<<<<

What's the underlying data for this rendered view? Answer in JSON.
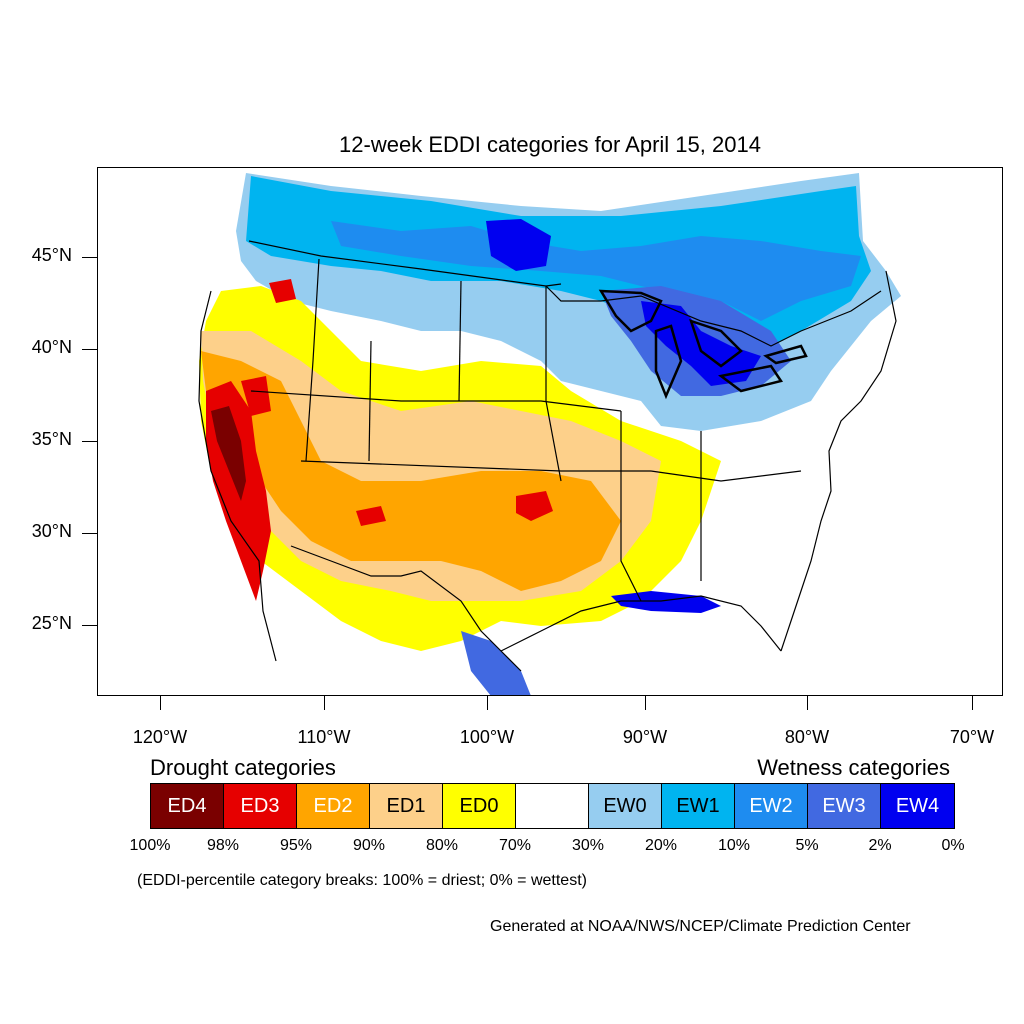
{
  "title": "12-week EDDI categories for April 15, 2014",
  "lat_labels": [
    "45°N",
    "40°N",
    "35°N",
    "30°N",
    "25°N"
  ],
  "lon_labels": [
    "120°W",
    "110°W",
    "100°W",
    "90°W",
    "80°W",
    "70°W"
  ],
  "legend": {
    "drought_header": "Drought categories",
    "wetness_header": "Wetness categories",
    "categories": [
      {
        "label": "ED4",
        "color": "#7a0000",
        "text_color": "#ffffff"
      },
      {
        "label": "ED3",
        "color": "#e60000",
        "text_color": "#ffffff"
      },
      {
        "label": "ED2",
        "color": "#ffa500",
        "text_color": "#ffffff"
      },
      {
        "label": "ED1",
        "color": "#fdd08a",
        "text_color": "#000000"
      },
      {
        "label": "ED0",
        "color": "#ffff00",
        "text_color": "#000000"
      },
      {
        "label": "",
        "color": "#ffffff",
        "text_color": "#000000"
      },
      {
        "label": "EW0",
        "color": "#96cdf0",
        "text_color": "#000000"
      },
      {
        "label": "EW1",
        "color": "#00b4f0",
        "text_color": "#000000"
      },
      {
        "label": "EW2",
        "color": "#1e8cf0",
        "text_color": "#ffffff"
      },
      {
        "label": "EW3",
        "color": "#4169e1",
        "text_color": "#ffffff"
      },
      {
        "label": "EW4",
        "color": "#0000f0",
        "text_color": "#ffffff"
      }
    ],
    "breaks": [
      "100%",
      "98%",
      "95%",
      "90%",
      "80%",
      "70%",
      "30%",
      "20%",
      "10%",
      "5%",
      "2%",
      "0%"
    ]
  },
  "note": "(EDDI-percentile category breaks: 100% = driest; 0% = wettest)",
  "credit": "Generated at NOAA/NWS/NCEP/Climate Prediction Center"
}
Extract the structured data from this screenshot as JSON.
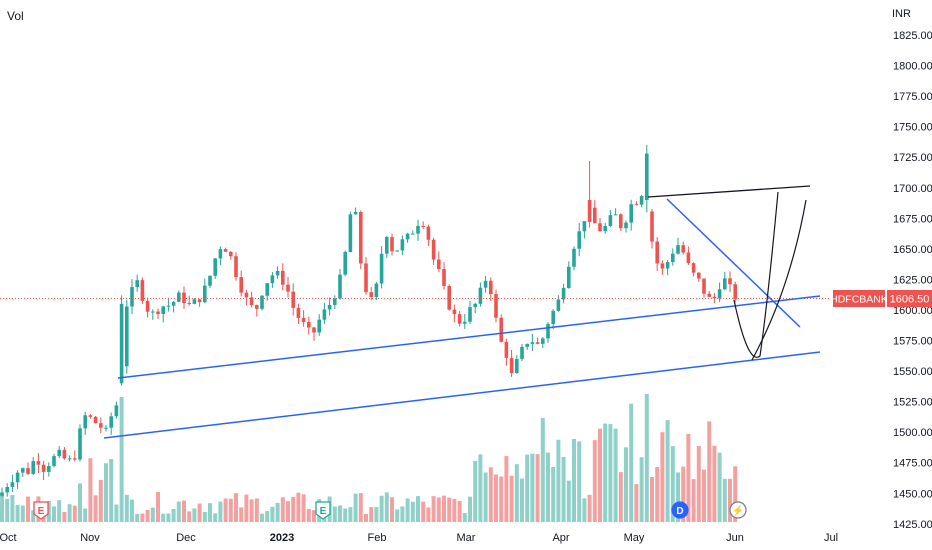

>>>>

**GIVEN INSTRUCTION**
Retype every entry verbatim and exclude the pictures from the copy.

**WRITTEN SOLUTION**
What's the underlying data for this rendered view? Answer in JSON.
{
  "title": "12-week EDDI categories for April 15, 2014",
  "lat_labels": [
    "45°N",
    "40°N",
    "35°N",
    "30°N",
    "25°N"
  ],
  "lon_labels": [
    "120°W",
    "110°W",
    "100°W",
    "90°W",
    "80°W",
    "70°W"
  ],
  "legend": {
    "drought_header": "Drought categories",
    "wetness_header": "Wetness categories",
    "categories": [
      {
        "label": "ED4",
        "color": "#7a0000",
        "text_color": "#ffffff"
      },
      {
        "label": "ED3",
        "color": "#e60000",
        "text_color": "#ffffff"
      },
      {
        "label": "ED2",
        "color": "#ffa500",
        "text_color": "#ffffff"
      },
      {
        "label": "ED1",
        "color": "#fdd08a",
        "text_color": "#000000"
      },
      {
        "label": "ED0",
        "color": "#ffff00",
        "text_color": "#000000"
      },
      {
        "label": "",
        "color": "#ffffff",
        "text_color": "#000000"
      },
      {
        "label": "EW0",
        "color": "#96cdf0",
        "text_color": "#000000"
      },
      {
        "label": "EW1",
        "color": "#00b4f0",
        "text_color": "#000000"
      },
      {
        "label": "EW2",
        "color": "#1e8cf0",
        "text_color": "#ffffff"
      },
      {
        "label": "EW3",
        "color": "#4169e1",
        "text_color": "#ffffff"
      },
      {
        "label": "EW4",
        "color": "#0000f0",
        "text_color": "#ffffff"
      }
    ],
    "breaks": [
      "100%",
      "98%",
      "95%",
      "90%",
      "80%",
      "70%",
      "30%",
      "20%",
      "10%",
      "5%",
      "2%",
      "0%"
    ]
  },
  "note": "(EDDI-percentile category breaks: 100% = driest; 0% = wettest)",
  "credit": "Generated at NOAA/NWS/NCEP/Climate Prediction Center"
}
Extract the structured data from this screenshot as JSON.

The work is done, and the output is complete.